## GIVEN INFORMATION:
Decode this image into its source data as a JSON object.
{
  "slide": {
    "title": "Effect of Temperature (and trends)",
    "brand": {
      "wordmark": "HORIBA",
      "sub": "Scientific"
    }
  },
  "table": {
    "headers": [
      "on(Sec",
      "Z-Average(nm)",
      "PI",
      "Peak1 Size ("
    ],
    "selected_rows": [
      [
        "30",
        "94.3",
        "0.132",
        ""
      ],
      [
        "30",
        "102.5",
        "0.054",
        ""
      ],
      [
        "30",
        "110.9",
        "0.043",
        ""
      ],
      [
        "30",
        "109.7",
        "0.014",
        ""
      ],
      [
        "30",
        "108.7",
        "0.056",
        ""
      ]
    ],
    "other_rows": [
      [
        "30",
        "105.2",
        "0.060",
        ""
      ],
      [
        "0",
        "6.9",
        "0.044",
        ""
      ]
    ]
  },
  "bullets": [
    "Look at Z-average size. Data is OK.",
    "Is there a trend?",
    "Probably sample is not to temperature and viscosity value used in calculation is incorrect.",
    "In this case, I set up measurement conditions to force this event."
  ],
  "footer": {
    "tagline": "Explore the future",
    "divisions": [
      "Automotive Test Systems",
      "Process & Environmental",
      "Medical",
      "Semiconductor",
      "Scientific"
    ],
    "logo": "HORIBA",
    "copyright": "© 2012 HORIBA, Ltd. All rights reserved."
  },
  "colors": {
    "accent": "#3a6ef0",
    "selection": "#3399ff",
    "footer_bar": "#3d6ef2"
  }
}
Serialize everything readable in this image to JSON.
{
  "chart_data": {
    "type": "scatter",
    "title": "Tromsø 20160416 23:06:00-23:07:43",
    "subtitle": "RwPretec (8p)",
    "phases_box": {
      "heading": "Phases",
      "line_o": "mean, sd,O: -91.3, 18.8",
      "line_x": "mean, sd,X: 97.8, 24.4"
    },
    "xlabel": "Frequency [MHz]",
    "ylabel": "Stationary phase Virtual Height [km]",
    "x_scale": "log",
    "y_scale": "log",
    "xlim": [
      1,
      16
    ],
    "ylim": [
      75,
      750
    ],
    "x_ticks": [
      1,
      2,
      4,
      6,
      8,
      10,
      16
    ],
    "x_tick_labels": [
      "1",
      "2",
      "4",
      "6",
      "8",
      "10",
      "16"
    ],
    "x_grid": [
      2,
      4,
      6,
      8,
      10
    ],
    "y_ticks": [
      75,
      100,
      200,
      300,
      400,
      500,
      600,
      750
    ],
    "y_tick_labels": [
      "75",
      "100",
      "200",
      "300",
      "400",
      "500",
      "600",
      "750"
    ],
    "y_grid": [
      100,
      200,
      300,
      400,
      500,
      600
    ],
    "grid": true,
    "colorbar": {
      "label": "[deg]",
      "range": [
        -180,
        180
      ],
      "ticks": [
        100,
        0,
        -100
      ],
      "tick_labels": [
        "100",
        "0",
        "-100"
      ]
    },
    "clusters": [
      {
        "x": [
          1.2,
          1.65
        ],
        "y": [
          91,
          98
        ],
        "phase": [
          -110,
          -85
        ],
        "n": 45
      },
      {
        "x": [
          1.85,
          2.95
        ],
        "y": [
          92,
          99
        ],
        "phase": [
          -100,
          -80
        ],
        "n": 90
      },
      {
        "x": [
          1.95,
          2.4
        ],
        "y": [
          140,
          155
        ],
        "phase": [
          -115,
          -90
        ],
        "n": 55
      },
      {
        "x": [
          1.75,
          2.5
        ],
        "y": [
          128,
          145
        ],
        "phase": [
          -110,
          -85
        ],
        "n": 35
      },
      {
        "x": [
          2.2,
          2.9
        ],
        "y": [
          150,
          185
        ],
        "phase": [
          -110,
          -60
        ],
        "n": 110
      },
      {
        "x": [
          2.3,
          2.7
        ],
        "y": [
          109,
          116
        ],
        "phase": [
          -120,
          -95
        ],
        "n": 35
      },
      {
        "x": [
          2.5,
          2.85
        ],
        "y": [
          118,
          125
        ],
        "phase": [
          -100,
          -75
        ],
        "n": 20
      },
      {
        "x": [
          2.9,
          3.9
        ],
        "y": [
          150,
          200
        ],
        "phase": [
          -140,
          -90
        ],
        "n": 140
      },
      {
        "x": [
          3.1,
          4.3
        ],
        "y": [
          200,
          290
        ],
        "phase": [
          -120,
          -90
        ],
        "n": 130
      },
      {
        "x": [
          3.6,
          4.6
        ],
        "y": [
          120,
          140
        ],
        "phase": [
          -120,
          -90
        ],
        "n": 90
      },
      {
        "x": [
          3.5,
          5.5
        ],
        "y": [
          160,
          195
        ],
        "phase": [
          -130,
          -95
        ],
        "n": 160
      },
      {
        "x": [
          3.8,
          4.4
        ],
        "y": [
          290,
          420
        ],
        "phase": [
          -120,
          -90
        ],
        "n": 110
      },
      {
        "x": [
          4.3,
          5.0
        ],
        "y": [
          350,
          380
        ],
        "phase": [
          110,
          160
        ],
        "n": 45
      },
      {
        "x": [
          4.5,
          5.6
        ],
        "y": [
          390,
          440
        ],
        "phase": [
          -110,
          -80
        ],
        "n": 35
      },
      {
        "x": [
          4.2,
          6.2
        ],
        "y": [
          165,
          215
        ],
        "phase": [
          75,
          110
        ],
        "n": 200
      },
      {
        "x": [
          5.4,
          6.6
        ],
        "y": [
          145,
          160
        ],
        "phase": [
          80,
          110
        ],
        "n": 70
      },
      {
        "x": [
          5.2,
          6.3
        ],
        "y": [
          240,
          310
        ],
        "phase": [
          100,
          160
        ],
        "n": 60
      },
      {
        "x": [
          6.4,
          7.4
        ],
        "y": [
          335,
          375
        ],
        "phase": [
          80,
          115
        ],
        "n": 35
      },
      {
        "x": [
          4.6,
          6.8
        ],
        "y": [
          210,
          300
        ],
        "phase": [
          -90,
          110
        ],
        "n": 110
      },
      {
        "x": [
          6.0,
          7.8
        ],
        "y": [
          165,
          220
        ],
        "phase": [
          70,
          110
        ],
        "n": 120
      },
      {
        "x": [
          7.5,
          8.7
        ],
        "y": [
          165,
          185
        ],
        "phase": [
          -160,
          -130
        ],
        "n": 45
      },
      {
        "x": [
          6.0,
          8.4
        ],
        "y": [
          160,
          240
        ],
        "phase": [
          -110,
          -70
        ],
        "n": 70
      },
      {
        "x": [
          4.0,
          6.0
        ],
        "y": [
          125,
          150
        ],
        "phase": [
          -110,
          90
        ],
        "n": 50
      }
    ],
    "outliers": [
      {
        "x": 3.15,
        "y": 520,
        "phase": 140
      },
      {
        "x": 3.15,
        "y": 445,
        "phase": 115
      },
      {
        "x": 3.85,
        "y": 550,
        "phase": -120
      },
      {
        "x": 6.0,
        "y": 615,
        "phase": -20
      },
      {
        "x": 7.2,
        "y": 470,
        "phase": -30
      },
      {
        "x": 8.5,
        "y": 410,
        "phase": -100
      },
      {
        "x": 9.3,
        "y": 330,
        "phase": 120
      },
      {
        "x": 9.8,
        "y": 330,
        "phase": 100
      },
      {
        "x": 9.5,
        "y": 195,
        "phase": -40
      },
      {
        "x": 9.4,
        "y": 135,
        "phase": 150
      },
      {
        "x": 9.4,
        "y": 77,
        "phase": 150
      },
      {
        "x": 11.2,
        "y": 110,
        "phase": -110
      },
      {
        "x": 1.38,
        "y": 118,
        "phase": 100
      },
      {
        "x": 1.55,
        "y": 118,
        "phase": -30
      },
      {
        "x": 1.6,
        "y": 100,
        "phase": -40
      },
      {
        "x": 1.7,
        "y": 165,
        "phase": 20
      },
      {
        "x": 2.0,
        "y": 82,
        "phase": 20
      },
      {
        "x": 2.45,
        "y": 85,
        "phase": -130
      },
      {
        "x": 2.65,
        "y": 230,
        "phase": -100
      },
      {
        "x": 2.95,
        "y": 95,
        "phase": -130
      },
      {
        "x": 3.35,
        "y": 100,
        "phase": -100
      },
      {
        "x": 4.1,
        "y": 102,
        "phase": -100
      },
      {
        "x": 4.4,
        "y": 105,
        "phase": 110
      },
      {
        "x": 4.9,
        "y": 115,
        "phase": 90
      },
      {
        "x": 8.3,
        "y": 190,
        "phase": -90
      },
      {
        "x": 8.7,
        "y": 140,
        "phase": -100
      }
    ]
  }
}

## WHAT YOU WILL DO:
Reply with nothing except the number of lines in the listing above that include "JSON".

## ANSWER IN FULL:
2